» **Questions à traiter**:
- a) Recopiez à l'identique, dans le texte sur la formation des enseignants, tout ce qui va de « (…) ceux qui » jusqu'à « 1993 : 30). ».
- b) Prolongez le texte sur la formation des enseignants au-delà de sa dernière phrase.

-------- Document source

Une écologie d’action viable, fiable, crédible, lucide au sein de la formation des enseignants requiert, en conséquence, une formation initiale solide et une professionnalisation tout au long du métier d’enseignant. Cet apprentissage tout au long de la vie doit imprégner ceux qui choisissent cette voie car il est non seulement garant d’une connaissance plus ample et pointue, mais également, de la mise en place d’une confiance méthodologique solide. Revenons à Peter Senge, cité par Michael Fullan :

(…) ceux qui ont un haut niveau de maîtrise personnelle vivent en apprenant de façon continue

(…) la maîtrise personnelle n’est pas quelque chose que l’on possède. C’est un processus. C’est une discipline pour toute la vie.

(…) Le voyage est la récompense. (Fullan, 1993 : 30).

----------------
-------- Entrées fournies

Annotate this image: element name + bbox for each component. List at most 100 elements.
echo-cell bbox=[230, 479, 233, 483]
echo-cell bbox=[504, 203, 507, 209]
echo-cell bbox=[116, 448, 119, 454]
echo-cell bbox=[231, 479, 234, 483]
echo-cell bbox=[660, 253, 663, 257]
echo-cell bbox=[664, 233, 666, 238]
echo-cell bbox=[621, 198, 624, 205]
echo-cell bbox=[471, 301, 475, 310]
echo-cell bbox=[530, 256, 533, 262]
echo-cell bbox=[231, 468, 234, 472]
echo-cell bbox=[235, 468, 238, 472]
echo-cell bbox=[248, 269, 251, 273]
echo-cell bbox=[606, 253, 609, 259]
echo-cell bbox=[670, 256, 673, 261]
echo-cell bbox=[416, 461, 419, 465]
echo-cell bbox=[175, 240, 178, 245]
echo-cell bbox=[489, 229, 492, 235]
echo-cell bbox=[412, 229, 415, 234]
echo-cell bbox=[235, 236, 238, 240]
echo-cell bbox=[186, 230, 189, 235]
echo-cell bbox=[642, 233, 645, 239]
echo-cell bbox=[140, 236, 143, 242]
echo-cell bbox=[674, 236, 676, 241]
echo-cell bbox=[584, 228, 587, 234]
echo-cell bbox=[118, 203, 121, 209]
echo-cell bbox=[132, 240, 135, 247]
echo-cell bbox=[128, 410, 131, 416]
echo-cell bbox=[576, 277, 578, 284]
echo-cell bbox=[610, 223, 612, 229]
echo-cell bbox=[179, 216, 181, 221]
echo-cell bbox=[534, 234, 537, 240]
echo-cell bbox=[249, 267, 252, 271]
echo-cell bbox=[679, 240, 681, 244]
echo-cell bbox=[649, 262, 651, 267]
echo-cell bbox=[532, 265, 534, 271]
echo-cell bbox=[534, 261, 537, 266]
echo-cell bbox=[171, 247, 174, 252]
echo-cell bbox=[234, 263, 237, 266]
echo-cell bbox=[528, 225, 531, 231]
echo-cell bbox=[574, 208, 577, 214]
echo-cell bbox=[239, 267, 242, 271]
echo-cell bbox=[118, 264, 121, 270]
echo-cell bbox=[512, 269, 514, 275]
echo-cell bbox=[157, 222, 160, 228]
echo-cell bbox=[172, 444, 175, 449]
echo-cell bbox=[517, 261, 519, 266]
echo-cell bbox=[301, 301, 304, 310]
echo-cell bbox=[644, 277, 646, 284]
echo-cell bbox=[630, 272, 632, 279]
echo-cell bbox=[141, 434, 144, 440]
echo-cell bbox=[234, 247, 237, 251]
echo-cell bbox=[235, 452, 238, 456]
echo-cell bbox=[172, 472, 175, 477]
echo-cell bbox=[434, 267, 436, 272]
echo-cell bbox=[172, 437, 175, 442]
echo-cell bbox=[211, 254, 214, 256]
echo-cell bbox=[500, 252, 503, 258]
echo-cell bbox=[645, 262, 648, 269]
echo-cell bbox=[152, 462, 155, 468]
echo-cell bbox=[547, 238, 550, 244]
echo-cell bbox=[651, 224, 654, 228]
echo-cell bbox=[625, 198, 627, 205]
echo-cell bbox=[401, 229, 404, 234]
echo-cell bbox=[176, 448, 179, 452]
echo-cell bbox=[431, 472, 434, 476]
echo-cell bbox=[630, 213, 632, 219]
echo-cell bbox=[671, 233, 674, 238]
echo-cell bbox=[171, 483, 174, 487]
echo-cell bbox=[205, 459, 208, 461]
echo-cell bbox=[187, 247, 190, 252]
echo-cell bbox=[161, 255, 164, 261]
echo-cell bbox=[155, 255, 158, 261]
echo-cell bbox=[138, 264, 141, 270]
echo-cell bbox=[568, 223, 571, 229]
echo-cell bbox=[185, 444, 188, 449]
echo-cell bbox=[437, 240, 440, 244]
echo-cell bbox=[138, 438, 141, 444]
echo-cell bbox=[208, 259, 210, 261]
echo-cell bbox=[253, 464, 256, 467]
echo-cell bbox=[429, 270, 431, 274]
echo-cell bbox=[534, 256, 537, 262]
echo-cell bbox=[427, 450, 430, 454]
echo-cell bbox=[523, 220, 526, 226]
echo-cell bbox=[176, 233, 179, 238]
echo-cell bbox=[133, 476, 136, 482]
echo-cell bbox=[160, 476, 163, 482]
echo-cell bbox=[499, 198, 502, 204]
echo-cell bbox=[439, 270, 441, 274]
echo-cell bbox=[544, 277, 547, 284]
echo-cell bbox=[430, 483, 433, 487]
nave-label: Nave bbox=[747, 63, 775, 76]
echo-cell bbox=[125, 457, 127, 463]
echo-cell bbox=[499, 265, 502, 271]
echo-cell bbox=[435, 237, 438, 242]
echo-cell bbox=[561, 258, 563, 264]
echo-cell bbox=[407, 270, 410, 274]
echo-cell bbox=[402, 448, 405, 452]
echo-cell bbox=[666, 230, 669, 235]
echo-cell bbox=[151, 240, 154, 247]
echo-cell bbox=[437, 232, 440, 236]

----------------

» **Éléments de réponse**:
- a)
(…) ceux qui ont un haut niveau de maîtrise personnelle vivent en apprenant de façon continue

(…) la maîtrise personnelle n’est pas quelque chose que l’on possède. C’est un processus. C’est une discipline pour toute la vie.

(…) Le voyage est la récompense. (Fullan, 1993 : 30).

- b)
Néanmoins, cette maîtrise personnelle doit être en osmose avec la collaboration entre pairs, pour obtenir un point d’équilibre idéal. Ces deux piliers forment selon Michael Fullan,

(…) un couple idéal. Ils sont fidèles, s’alimentent et se complètent l’un avec l’autre. (…) Ils ont une capacité d’autocorrection et de mise en valeur permanente de ce qu’il faut réaliser.

Ils sont efficaces pour réussir les objectifs et, par surcroît, ils obtiennent les objectifs corrects. (Fullan, 1993 : 31).

Il existe là un filon non épuisé qui réclame d’être mis en lumière, afin que la formation des professeurs cesse d’être, ce que Michael Fullan nomme « l’opportunité perdue de la société ».